## Your objective
Retype the material word for word.
=== Data records ===
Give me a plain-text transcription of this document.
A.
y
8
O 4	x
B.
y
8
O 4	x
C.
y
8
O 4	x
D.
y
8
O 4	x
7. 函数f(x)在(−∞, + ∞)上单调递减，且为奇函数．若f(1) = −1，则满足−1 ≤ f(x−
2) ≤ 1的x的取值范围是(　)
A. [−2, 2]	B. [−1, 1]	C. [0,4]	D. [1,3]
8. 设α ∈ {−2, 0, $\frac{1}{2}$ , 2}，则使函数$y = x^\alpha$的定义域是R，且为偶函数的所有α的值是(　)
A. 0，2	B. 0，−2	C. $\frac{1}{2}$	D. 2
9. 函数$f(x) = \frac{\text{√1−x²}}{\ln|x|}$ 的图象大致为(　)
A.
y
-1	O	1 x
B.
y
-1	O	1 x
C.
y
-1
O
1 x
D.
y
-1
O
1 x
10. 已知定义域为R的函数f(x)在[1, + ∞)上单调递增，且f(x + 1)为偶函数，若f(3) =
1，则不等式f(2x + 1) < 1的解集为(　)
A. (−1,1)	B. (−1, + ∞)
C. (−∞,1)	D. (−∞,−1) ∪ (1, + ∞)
===
## Answer to the problem
Give me a plain-text transcription of this document.
A.
y
8
O 4	x
B.
y
8
O 4	x
C.
y
8
O 4	x
D.
y
8
O 4	x
7. 函数f(x)在(−∞, + ∞)上单调递减，且为奇函数．若f(1) = −1，则满足−1 ≤ f(x−
2) ≤ 1的x的取值范围是(　)
A. [−2, 2]	B. [−1, 1]	C. [0,4]	D. [1,3]
8. 设α ∈ {−2, 0, $\frac{1}{2}$ , 2}，则使函数$y = x^\alpha$的定义域是R，且为偶函数的所有α的值是(　)
A. 0，2	B. 0，−2	C. $\frac{1}{2}$	D. 2
9. 函数$f(x) = \frac{\text{√1−x²}}{\ln|x|}$ 的图象大致为(　)
A.
y
-1	O	1 x
B.
y
-1	O	1 x
C.
y
-1
O
1 x
D.
y
-1
O
1 x
10. 已知定义域为R的函数f(x)在[1, + ∞)上单调递增，且f(x + 1)为偶函数，若f(3) =
1，则不等式f(2x + 1) < 1的解集为(　)
A. (−1,1)	B. (−1, + ∞)
C. (−∞,1)	D. (−∞,−1) ∪ (1, + ∞)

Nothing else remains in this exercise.